__Exercise requirements__. Print each line of the listing once more, precisely as given.

__Data for this task__.
○ ○ ○ ○ ○

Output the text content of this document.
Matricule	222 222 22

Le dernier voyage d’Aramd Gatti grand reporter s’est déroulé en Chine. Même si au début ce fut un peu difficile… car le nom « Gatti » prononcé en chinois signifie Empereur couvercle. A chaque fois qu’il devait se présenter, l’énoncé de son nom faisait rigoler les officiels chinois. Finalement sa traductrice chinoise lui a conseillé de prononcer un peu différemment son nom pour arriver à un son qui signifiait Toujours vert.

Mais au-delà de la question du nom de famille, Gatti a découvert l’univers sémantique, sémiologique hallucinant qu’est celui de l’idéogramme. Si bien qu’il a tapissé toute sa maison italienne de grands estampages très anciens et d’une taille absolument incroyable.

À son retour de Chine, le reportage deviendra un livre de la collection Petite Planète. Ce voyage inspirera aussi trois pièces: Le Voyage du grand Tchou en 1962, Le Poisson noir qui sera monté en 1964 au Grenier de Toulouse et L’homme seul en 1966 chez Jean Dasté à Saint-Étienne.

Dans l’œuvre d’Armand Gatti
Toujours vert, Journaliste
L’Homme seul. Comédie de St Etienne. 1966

○ ○ ○ ○ ○

__Written response__.
Output the text content of this document.
Matricule	222 222 22

Le dernier voyage d’Aramd Gatti grand reporter s’est déroulé en Chine. Même si au début ce fut un peu difficile… car le nom « Gatti » prononcé en chinois signifie Empereur couvercle. A chaque fois qu’il devait se présenter, l’énoncé de son nom faisait rigoler les officiels chinois. Finalement sa traductrice chinoise lui a conseillé de prononcer un peu différemment son nom pour arriver à un son qui signifiait Toujours vert.

Mais au-delà de la question du nom de famille, Gatti a découvert l’univers sémantique, sémiologique hallucinant qu’est celui de l’idéogramme. Si bien qu’il a tapissé toute sa maison italienne de grands estampages très anciens et d’une taille absolument incroyable.

À son retour de Chine, le reportage deviendra un livre de la collection Petite Planète. Ce voyage inspirera aussi trois pièces: Le Voyage du grand Tchou en 1962, Le Poisson noir qui sera monté en 1964 au Grenier de Toulouse et L’homme seul en 1966 chez Jean Dasté à Saint-Étienne.

Dans l’œuvre d’Armand Gatti
Toujours vert, Journaliste
L’Homme seul. Comédie de St Etienne. 1966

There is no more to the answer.